A faithful copy of the whole listing is required, with nothing left out.

:: Exercise material

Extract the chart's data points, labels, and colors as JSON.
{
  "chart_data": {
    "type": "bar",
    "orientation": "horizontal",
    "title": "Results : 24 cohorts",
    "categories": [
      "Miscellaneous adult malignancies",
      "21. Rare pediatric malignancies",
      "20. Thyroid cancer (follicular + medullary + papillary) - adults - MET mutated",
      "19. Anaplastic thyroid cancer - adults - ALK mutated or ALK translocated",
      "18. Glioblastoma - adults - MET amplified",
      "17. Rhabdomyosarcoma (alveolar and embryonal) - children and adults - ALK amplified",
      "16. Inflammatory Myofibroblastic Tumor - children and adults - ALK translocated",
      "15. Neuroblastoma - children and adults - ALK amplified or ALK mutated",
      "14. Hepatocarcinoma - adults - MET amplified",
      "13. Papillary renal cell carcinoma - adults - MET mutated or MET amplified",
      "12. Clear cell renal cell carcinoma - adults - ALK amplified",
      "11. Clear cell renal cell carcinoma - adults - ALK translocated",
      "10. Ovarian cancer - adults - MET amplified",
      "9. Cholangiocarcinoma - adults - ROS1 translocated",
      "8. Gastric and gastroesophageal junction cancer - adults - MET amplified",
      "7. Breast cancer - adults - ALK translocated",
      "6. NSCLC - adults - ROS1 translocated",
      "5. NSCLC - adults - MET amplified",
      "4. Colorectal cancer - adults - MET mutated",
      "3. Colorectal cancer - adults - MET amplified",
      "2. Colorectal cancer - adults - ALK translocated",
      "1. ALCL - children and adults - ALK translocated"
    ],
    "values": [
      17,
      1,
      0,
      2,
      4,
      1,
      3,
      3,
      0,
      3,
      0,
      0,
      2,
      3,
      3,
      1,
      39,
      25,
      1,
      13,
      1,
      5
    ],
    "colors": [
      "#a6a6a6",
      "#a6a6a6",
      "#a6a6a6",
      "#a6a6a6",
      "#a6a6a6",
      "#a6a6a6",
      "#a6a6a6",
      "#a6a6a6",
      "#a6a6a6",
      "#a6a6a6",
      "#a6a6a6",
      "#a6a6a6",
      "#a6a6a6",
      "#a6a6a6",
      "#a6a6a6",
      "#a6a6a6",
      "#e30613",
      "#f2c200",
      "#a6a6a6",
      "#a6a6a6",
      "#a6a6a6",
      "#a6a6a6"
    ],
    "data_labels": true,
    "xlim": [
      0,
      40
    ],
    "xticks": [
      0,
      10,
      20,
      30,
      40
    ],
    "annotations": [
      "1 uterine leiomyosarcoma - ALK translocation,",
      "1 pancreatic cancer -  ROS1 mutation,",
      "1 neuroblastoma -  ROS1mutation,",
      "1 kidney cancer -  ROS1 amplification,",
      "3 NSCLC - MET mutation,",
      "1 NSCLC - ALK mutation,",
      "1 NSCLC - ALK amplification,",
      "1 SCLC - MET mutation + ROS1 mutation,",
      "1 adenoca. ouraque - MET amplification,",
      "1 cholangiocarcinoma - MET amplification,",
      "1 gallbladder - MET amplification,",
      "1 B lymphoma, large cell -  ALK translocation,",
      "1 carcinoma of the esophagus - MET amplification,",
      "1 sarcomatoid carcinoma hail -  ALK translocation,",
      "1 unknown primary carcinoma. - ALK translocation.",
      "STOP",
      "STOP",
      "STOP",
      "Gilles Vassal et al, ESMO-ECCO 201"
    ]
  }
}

::::

[Task result]
Extract the chart's data points, labels, and colors as JSON.
{
  "chart_data": {
    "type": "bar",
    "orientation": "horizontal",
    "title": "Results : 24 cohorts",
    "categories": [
      "Miscellaneous adult malignancies",
      "21. Rare pediatric malignancies",
      "20. Thyroid cancer (follicular + medullary + papillary) - adults - MET mutated",
      "19. Anaplastic thyroid cancer - adults - ALK mutated or ALK translocated",
      "18. Glioblastoma - adults - MET amplified",
      "17. Rhabdomyosarcoma (alveolar and embryonal) - children and adults - ALK amplified",
      "16. Inflammatory Myofibroblastic Tumor - children and adults - ALK translocated",
      "15. Neuroblastoma - children and adults - ALK amplified or ALK mutated",
      "14. Hepatocarcinoma - adults - MET amplified",
      "13. Papillary renal cell carcinoma - adults - MET mutated or MET amplified",
      "12. Clear cell renal cell carcinoma - adults - ALK amplified",
      "11. Clear cell renal cell carcinoma - adults - ALK translocated",
      "10. Ovarian cancer - adults - MET amplified",
      "9. Cholangiocarcinoma - adults - ROS1 translocated",
      "8. Gastric and gastroesophageal junction cancer - adults - MET amplified",
      "7. Breast cancer - adults - ALK translocated",
      "6. NSCLC - adults - ROS1 translocated",
      "5. NSCLC - adults - MET amplified",
      "4. Colorectal cancer - adults - MET mutated",
      "3. Colorectal cancer - adults - MET amplified",
      "2. Colorectal cancer - adults - ALK translocated",
      "1. ALCL - children and adults - ALK translocated"
    ],
    "values": [
      17,
      1,
      0,
      2,
      4,
      1,
      3,
      3,
      0,
      3,
      0,
      0,
      2,
      3,
      3,
      1,
      39,
      25,
      1,
      13,
      1,
      5
    ],
    "colors": [
      "#a6a6a6",
      "#a6a6a6",
      "#a6a6a6",
      "#a6a6a6",
      "#a6a6a6",
      "#a6a6a6",
      "#a6a6a6",
      "#a6a6a6",
      "#a6a6a6",
      "#a6a6a6",
      "#a6a6a6",
      "#a6a6a6",
      "#a6a6a6",
      "#a6a6a6",
      "#a6a6a6",
      "#a6a6a6",
      "#e30613",
      "#f2c200",
      "#a6a6a6",
      "#a6a6a6",
      "#a6a6a6",
      "#a6a6a6"
    ],
    "data_labels": true,
    "xlim": [
      0,
      40
    ],
    "xticks": [
      0,
      10,
      20,
      30,
      40
    ],
    "annotations": [
      "1 uterine leiomyosarcoma - ALK translocation,",
      "1 pancreatic cancer -  ROS1 mutation,",
      "1 neuroblastoma -  ROS1mutation,",
      "1 kidney cancer -  ROS1 amplification,",
      "3 NSCLC - MET mutation,",
      "1 NSCLC - ALK mutation,",
      "1 NSCLC - ALK amplification,",
      "1 SCLC - MET mutation + ROS1 mutation,",
      "1 adenoca. ouraque - MET amplification,",
      "1 cholangiocarcinoma - MET amplification,",
      "1 gallbladder - MET amplification,",
      "1 B lymphoma, large cell -  ALK translocation,",
      "1 carcinoma of the esophagus - MET amplification,",
      "1 sarcomatoid carcinoma hail -  ALK translocation,",
      "1 unknown primary carcinoma. - ALK translocation.",
      "STOP",
      "STOP",
      "STOP",
      "Gilles Vassal et al, ESMO-ECCO 201"
    ]
  }
}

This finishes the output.